(Stored records)
-*-*-
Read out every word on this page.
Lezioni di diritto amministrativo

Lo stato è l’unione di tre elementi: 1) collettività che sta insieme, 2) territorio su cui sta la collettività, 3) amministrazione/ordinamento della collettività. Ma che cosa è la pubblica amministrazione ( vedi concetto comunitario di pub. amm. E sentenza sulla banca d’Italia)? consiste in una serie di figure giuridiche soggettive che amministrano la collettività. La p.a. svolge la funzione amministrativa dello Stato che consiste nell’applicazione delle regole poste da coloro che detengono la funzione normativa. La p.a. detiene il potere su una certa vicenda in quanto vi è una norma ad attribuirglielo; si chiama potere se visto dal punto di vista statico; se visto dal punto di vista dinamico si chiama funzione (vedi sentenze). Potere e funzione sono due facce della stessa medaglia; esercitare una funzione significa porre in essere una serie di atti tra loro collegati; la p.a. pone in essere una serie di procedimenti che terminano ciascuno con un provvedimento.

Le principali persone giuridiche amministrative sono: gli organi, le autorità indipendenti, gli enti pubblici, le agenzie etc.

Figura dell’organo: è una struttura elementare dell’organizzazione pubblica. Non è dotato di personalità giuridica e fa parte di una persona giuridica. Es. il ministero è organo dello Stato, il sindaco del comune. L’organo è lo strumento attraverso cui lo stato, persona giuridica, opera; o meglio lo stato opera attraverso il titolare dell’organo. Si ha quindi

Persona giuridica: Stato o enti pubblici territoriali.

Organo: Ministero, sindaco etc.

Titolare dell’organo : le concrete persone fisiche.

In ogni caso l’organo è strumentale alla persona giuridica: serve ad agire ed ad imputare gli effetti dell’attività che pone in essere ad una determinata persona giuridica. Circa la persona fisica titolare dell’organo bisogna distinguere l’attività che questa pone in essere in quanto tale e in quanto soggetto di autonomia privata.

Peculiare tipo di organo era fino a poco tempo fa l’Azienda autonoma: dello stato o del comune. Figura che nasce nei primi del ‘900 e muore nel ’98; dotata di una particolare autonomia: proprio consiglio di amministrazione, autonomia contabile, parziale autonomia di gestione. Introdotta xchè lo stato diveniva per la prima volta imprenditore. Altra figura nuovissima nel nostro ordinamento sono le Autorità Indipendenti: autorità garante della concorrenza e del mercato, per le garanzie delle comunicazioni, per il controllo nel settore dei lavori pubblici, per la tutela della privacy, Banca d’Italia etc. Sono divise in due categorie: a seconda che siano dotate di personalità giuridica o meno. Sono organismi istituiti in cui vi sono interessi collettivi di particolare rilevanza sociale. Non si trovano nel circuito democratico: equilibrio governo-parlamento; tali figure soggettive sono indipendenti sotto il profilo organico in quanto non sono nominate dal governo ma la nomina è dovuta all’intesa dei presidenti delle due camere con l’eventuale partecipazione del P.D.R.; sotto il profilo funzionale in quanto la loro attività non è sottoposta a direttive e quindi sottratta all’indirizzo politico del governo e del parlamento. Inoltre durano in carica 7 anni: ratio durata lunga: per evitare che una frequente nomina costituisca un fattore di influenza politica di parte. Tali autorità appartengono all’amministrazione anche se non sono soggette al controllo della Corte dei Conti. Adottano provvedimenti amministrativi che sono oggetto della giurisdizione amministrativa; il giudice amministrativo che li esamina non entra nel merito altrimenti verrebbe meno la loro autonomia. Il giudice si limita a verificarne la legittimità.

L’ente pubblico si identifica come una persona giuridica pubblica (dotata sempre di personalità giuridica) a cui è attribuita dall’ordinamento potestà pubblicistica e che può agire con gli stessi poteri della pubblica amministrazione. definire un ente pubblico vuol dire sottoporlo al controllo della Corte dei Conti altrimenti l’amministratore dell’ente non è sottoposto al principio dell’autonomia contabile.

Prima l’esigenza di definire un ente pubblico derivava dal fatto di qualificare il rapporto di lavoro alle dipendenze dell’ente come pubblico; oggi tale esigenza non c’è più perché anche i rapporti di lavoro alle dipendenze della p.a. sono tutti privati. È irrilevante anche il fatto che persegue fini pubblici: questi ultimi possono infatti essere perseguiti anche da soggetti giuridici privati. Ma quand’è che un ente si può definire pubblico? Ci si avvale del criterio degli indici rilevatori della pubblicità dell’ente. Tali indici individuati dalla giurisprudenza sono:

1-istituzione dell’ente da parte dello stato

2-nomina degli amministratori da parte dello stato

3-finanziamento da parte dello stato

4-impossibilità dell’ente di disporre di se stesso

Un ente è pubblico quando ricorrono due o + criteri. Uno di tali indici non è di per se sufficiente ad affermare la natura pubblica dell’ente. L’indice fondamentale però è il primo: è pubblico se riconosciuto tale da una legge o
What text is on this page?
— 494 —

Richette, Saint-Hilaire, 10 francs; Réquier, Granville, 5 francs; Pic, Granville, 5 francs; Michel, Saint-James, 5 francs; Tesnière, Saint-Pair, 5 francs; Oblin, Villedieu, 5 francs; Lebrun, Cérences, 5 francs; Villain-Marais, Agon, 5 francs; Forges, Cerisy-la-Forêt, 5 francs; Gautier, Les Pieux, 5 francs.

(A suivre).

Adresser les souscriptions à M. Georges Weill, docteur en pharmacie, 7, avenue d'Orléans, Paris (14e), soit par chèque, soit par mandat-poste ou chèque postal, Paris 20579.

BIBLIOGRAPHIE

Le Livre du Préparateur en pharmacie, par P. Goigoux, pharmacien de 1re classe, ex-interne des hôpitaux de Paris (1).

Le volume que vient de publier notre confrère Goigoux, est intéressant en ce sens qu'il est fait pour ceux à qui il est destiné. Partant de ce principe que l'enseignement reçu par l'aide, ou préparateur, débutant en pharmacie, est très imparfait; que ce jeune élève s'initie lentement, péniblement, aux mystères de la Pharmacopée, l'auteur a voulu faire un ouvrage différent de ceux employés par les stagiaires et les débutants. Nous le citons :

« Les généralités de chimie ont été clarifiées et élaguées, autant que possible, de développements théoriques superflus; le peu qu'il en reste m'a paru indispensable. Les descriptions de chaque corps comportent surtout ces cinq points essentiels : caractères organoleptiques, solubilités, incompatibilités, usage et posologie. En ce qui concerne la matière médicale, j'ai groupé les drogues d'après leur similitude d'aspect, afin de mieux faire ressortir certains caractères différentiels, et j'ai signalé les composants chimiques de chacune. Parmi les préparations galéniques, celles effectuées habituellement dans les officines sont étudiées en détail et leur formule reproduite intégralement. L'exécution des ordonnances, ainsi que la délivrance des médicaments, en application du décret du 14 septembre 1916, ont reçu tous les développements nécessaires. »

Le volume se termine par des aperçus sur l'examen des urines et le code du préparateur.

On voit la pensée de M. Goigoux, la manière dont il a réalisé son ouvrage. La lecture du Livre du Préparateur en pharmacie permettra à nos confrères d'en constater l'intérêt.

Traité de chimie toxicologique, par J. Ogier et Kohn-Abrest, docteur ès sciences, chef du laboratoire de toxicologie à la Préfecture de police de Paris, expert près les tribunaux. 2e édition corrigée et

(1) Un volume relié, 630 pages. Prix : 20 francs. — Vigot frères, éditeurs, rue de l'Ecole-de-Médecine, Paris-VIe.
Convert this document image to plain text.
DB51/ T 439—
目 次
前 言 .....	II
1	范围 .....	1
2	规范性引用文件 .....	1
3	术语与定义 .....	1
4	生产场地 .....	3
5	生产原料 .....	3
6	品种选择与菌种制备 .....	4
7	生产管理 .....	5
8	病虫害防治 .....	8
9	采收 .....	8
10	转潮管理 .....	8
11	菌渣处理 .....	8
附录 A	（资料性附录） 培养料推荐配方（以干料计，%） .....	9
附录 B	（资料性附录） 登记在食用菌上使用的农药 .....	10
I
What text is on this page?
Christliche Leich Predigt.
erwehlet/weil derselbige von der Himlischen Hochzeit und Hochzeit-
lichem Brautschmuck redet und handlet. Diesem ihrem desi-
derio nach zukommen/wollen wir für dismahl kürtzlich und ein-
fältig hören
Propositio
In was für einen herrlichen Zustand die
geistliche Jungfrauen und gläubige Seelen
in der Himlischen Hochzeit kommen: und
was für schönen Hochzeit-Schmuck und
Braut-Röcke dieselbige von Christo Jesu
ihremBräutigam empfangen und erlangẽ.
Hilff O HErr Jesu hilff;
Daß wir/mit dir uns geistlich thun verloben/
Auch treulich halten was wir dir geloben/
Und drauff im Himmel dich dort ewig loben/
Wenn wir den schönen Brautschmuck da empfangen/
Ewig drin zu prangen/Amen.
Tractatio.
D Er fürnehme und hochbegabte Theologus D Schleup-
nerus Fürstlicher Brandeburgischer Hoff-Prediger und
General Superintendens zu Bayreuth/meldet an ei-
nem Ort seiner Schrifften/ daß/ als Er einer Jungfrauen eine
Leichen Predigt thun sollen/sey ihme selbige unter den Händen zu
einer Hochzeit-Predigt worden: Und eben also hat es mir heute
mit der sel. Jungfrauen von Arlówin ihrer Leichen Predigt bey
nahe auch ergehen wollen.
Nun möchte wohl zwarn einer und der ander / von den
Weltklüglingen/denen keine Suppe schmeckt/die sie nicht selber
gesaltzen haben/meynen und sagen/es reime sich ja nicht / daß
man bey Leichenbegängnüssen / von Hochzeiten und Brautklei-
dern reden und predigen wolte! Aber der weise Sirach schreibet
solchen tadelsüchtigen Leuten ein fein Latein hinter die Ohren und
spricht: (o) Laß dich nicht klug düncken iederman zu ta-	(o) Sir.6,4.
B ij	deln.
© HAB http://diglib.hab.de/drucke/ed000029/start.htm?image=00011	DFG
-*-*-
#### Task directions
Scan the listing above for the word "Brautschmuck" and show each line where it is found.

#### Written solution
lichem Brautschmuck redet und handlet. Diesem ihrem desi-
Wenn wir den schönen Brautschmuck da empfangen/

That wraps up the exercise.